Hi @Hendra_Budiawan,
I suspect you have increased the priority of node 1 so that it is elected as primary as soon as it becomes available again, By creating this inconsistency, can you confirm?
This may be one reason that comes to mind.

However, it is strongly recommended in production to have a p-s-s architecture.

Regards

1 Like

Since the beginning node 1 we always setup higher on the priority.

Node 2 were using for the backup so we want to apps always connect to node 1 for purpose.

We dont have any issue for all the time with P-S-A until this issue raise and we want to evaluate to avoid this issue happening again in the future.

Regards

Hi @Hendra_Budiawan,
The need to necessarily have node 1 as the primary is not clear.
If you want to continue to have the things configured in this way, I suggest you increase server resources and better index the queries.
If you want professional support on this, you can contact the TSE of MongoDB.

Regards

Thank you for the suggestion, we will review our architecture again.

Regards

@Hendra_Budiawan keep me updated on the strategy you will adopt and if you have solved the problem!

Regards

Hi @Fabio_Ramohitaj , for now we will making all node having same in priority to avoid primary race condition in the future, but still we don’t still have a clue why this happening before.

Thank you for your attention.

Regards

1 Like

- _Given information_:
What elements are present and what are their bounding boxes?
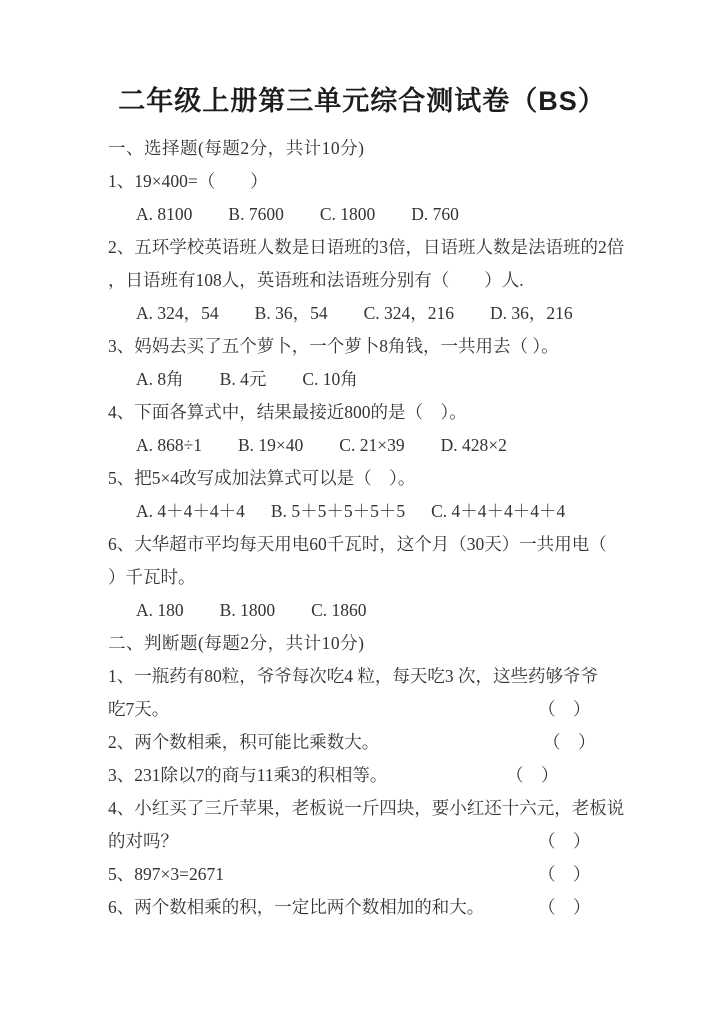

- _Work to be completed_: Rewrite the forum thread from "Thank you for the" to "for your attention.", replacing "strategy" with "approach".

- _Solution below_:
Thank you for the suggestion, we will review our architecture again.

Regards

@Hendra_Budiawan keep me updated on the approach you will adopt and if you have solved the problem!

Regards

Hi @Fabio_Ramohitaj , for now we will making all node having same in priority to avoid primary race condition in the future, but still we don’t still have a clue why this happening before.

Thank you for your attention.